WHAT YOU HAVE TO DO: Look for the string "screenshot" and copy every line that has it.

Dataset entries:

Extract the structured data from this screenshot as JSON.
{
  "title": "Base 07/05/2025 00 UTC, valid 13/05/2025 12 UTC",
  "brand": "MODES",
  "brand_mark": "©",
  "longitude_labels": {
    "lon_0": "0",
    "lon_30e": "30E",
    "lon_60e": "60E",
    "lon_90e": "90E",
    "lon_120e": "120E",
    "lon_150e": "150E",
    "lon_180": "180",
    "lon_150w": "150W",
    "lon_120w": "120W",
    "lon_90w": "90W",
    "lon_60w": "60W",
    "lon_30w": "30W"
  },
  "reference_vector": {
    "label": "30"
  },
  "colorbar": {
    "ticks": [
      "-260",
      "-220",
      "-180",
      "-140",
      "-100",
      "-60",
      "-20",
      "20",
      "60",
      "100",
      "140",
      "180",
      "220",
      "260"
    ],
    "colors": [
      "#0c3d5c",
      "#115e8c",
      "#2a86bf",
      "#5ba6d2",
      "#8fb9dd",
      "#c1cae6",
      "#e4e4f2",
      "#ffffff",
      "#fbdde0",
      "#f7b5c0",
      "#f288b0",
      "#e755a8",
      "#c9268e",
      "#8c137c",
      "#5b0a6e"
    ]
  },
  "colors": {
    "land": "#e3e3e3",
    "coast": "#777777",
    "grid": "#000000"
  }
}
...
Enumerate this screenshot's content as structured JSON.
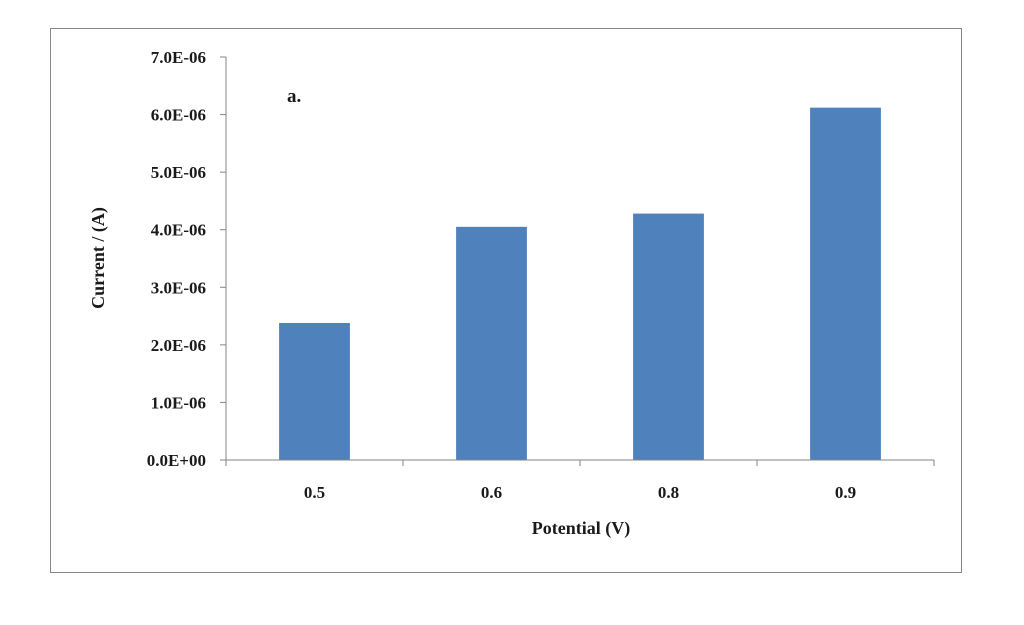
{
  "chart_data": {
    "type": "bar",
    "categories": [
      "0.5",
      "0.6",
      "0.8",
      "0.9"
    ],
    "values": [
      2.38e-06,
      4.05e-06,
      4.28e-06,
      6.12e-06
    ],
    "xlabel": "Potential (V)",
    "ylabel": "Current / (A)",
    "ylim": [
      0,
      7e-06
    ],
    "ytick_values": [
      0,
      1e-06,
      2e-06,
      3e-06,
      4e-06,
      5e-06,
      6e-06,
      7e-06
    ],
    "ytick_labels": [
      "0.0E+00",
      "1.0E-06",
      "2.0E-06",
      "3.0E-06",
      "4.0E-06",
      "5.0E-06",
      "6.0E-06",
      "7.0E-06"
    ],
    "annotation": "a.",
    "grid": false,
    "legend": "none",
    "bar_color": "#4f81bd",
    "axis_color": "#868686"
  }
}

SOLUTION FOR THIS TASK:
Extract the structured data from this screenshot as JSON.
Enumerate this screenshot's content as structured JSON.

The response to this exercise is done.